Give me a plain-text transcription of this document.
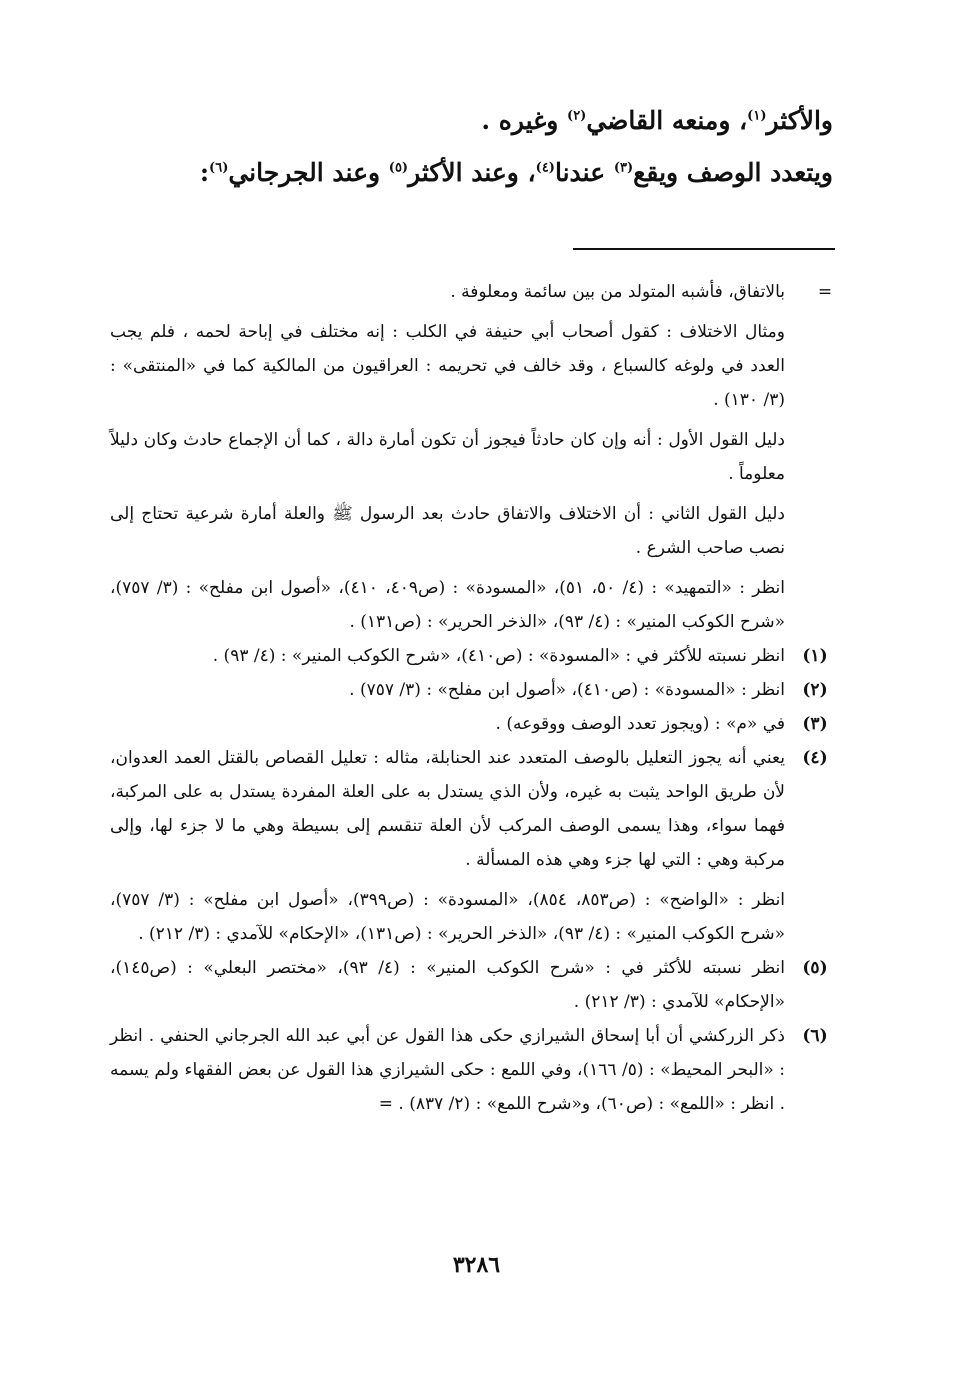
والأكثر$^{(١)}$، ومنعه القاضي$^{(٢)}$ وغيره .
ويتعدد الوصف ويقع$^{(٣)}$ عندنا$^{(٤)}$، وعند الأكثر$^{(٥)}$ وعند الجرجاني$^{(٦)}$:
=

بالاتفاق، فأشبه المتولد من بين سائمة ومعلوفة .

ومثال الاختلاف : كقول أصحاب أبي حنيفة في الكلب : إنه مختلف في إباحة لحمه ، فلم يجب العدد في ولوغه كالسباع ، وقد خالف في تحريمه : العراقيون من المالكية كما في «المنتقى» : (٣/ ١٣٠) .

دليل القول الأول : أنه وإن كان حادثاً فيجوز أن تكون أمارة دالة ، كما أن الإجماع حادث وكان دليلاً معلوماً .

دليل القول الثاني : أن الاختلاف والاتفاق حادث بعد الرسول ﷺ والعلة أمارة شرعية تحتاج إلى نصب صاحب الشرع .

انظر : «التمهيد» : (٤/ ٥٠، ٥١)، «المسودة» : (ص٤٠٩، ٤١٠)، «أصول ابن مفلح» : (٣/ ٧٥٧)، «شرح الكوكب المنير» : (٤/ ٩٣)، «الذخر الحرير» : (ص١٣١) .

(١)

انظر نسبته للأكثر في : «المسودة» : (ص٤١٠)، «شرح الكوكب المنير» : (٤/ ٩٣) .

(٢)

انظر : «المسودة» : (ص٤١٠)، «أصول ابن مفلح» : (٣/ ٧٥٧) .

(٣)

في «م» : (ويجوز تعدد الوصف ووقوعه) .

(٤)

يعني أنه يجوز التعليل بالوصف المتعدد عند الحنابلة، مثاله : تعليل القصاص بالقتل العمد العدوان، لأن طريق الواحد يثبت به غيره، ولأن الذي يستدل به على العلة المفردة يستدل به على المركبة، فهما سواء، وهذا يسمى الوصف المركب لأن العلة تنقسم إلى بسيطة وهي ما لا جزء لها، وإلى مركبة وهي : التي لها جزء وهي هذه المسألة .

انظر : «الواضح» : (ص٨٥٣، ٨٥٤)، «المسودة» : (ص٣٩٩)، «أصول ابن مفلح» : (٣/ ٧٥٧)، «شرح الكوكب المنير» : (٤/ ٩٣)، «الذخر الحرير» : (ص١٣١)، «الإحكام» للآمدي : (٣/ ٢١٢) .

(٥)

انظر نسبته للأكثر في : «شرح الكوكب المنير» : (٤/ ٩٣)، «مختصر البعلي» : (ص١٤٥)، «الإحكام» للآمدي : (٣/ ٢١٢) .

(٦)

ذكر الزركشي أن أبا إسحاق الشيرازي حكى هذا القول عن أبي عبد الله الجرجاني الحنفي . انظر : «البحر المحيط» : (٥/ ١٦٦)، وفي اللمع : حكى الشيرازي هذا القول عن بعض الفقهاء ولم يسمه . انظر : «اللمع» : (ص٦٠)، و«شرح اللمع» : (٢/ ٨٣٧) . =

٣٢٨٦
=-=-=-=-=
Short exercise:
Scan the records above for the string "الإحكام", then select every line that holds it.

Task result:
انظر : «الواضح» : (ص٨٥٣، ٨٥٤)، «المسودة» : (ص٣٩٩)، «أصول ابن مفلح» : (٣/ ٧٥٧)، «شرح الكوكب المنير» : (٤/ ٩٣)، «الذخر الحرير» : (ص١٣١)، «الإحكام» للآمدي : (٣/ ٢١٢) .
انظر نسبته للأكثر في : «شرح الكوكب المنير» : (٤/ ٩٣)، «مختصر البعلي» : (ص١٤٥)، «الإحكام» للآمدي : (٣/ ٢١٢) .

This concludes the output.